### YOUR OBJECTIVE
Copy every line from the material below that holds "EPEX".

***** SUPPLIED DATA *****

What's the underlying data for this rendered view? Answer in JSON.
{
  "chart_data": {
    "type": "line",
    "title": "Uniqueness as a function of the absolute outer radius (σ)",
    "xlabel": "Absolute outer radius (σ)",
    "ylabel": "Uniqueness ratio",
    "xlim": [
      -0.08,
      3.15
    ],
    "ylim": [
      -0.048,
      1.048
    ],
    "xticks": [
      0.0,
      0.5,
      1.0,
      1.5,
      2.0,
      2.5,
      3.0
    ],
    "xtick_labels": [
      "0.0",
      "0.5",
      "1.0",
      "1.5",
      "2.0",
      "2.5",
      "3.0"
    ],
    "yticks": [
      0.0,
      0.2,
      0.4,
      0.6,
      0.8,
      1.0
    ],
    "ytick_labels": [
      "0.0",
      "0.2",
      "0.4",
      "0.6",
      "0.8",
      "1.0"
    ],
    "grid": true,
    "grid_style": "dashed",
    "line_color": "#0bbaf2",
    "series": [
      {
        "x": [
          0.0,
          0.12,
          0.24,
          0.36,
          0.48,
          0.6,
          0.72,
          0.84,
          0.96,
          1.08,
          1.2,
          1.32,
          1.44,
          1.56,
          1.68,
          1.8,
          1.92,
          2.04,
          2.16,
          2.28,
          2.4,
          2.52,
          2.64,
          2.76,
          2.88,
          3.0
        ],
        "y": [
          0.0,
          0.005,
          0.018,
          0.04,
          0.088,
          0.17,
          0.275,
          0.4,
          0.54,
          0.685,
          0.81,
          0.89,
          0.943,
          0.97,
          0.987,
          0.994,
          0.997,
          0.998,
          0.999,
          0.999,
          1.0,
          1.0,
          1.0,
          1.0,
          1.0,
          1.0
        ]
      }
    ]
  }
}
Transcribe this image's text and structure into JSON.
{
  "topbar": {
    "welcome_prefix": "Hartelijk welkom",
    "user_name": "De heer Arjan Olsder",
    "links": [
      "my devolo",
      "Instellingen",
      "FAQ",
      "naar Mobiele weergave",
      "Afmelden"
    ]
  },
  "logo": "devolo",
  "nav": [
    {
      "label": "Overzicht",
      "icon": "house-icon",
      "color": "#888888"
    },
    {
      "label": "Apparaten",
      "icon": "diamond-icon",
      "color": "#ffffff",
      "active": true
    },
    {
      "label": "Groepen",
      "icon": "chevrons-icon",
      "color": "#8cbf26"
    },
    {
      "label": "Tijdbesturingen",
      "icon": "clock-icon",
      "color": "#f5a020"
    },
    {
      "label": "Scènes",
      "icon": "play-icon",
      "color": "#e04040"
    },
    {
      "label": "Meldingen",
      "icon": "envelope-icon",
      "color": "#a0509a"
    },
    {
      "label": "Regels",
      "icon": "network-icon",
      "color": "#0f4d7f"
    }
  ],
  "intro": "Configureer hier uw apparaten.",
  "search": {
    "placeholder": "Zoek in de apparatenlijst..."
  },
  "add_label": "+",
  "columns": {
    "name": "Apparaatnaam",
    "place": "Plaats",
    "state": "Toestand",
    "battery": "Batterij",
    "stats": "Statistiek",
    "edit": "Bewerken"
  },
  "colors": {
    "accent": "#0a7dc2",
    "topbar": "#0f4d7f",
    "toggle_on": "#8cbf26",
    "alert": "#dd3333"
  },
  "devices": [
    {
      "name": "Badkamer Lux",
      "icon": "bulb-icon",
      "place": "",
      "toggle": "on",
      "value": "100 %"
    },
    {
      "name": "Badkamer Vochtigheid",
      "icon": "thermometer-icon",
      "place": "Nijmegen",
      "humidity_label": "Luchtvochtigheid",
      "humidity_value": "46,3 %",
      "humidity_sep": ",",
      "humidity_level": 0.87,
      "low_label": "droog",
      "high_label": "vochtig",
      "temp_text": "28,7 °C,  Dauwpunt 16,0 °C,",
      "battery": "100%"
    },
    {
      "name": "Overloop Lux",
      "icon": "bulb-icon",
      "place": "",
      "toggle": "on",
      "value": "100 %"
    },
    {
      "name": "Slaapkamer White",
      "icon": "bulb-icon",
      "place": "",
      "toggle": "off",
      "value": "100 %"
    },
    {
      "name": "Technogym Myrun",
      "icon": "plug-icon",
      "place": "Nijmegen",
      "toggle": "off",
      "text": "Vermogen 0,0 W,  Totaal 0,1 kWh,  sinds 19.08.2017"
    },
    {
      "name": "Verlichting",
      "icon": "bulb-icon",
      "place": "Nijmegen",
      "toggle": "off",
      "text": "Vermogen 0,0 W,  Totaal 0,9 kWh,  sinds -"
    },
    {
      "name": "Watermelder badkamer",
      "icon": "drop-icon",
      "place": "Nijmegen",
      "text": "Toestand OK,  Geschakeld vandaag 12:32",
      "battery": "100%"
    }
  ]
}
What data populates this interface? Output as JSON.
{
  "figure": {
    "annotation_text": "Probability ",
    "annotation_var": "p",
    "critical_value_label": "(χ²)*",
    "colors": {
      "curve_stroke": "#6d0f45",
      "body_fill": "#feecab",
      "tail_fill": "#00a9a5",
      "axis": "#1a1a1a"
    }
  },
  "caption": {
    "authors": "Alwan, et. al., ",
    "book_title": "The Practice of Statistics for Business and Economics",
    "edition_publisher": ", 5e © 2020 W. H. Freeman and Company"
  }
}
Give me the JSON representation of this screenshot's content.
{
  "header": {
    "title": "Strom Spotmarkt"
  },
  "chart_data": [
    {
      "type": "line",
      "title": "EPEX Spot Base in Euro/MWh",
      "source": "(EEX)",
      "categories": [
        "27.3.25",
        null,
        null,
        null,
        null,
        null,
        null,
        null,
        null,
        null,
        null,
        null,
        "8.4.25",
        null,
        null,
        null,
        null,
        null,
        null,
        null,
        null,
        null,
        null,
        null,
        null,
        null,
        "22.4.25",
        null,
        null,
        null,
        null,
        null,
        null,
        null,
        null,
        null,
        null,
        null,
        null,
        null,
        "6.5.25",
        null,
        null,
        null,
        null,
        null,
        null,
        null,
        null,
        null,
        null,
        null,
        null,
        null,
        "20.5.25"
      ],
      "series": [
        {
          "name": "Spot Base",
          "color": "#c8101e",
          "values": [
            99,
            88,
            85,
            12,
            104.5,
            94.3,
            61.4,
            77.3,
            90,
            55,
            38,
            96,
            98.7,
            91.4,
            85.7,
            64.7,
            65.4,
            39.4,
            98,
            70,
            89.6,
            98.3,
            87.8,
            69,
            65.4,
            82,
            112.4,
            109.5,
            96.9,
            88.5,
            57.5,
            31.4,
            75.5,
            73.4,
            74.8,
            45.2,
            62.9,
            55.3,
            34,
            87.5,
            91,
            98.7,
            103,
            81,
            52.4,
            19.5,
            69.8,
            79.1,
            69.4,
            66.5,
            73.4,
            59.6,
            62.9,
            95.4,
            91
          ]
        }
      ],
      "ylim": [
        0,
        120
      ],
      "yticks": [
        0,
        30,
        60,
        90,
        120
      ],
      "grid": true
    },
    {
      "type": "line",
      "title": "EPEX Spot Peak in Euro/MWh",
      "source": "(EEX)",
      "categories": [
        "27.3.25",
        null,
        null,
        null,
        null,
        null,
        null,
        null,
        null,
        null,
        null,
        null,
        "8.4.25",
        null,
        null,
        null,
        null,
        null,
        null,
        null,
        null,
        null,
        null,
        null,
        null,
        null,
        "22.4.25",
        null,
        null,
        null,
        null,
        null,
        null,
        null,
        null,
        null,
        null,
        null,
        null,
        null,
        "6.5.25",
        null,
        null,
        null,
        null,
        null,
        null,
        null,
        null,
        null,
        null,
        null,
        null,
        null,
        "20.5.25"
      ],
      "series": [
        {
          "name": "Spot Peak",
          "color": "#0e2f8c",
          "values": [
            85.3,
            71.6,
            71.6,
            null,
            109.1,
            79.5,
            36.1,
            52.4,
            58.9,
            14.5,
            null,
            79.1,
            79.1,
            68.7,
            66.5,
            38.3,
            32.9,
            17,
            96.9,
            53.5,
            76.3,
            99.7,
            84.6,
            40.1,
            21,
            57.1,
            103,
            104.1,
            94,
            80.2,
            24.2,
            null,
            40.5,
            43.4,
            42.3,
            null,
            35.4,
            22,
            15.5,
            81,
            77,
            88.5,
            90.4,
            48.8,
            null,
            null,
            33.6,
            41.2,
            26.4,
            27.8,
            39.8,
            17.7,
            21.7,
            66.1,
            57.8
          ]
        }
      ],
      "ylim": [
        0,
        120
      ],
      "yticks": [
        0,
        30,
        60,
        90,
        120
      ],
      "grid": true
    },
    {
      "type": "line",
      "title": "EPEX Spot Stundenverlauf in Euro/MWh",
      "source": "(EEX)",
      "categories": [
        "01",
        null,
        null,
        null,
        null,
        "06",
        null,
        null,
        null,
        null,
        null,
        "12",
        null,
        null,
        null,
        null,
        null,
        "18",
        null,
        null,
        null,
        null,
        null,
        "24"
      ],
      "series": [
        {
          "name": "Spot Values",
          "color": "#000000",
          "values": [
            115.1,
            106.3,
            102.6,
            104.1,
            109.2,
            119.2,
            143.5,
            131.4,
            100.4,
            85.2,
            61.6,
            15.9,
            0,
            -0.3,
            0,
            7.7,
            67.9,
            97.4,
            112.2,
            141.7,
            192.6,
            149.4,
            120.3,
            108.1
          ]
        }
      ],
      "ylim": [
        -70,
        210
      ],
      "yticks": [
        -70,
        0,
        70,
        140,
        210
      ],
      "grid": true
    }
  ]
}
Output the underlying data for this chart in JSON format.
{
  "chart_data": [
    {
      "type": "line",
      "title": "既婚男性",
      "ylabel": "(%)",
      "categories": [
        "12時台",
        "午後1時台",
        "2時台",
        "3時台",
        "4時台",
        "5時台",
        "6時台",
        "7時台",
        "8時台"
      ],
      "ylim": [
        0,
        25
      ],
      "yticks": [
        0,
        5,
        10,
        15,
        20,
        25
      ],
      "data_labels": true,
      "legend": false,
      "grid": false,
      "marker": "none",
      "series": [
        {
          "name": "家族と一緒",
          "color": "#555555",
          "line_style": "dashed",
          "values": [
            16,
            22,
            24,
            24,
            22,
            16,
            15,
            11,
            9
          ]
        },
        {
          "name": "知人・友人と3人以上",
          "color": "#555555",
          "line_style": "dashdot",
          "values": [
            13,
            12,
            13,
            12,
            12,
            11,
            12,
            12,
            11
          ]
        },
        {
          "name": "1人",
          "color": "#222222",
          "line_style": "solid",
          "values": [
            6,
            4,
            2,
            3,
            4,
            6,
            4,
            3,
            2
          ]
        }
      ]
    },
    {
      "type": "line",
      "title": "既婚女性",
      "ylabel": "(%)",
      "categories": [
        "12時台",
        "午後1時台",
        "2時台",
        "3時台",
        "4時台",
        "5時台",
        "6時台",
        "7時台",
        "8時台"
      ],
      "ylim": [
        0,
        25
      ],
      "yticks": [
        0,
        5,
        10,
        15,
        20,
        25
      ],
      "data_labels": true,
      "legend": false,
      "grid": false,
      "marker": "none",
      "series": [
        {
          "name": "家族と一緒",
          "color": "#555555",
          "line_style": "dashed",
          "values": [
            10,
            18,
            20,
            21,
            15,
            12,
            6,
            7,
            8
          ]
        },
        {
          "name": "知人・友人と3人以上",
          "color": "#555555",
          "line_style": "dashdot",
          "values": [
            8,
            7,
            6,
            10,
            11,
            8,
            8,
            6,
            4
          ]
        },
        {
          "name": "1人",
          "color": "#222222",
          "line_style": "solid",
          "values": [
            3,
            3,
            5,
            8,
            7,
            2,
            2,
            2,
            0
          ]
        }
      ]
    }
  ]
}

*****

### FINAL RESULT
      "title": "EPEX Spot Base in Euro/MWh",
      "title": "EPEX Spot Peak in Euro/MWh",
      "title": "EPEX Spot Stundenverlauf in Euro/MWh",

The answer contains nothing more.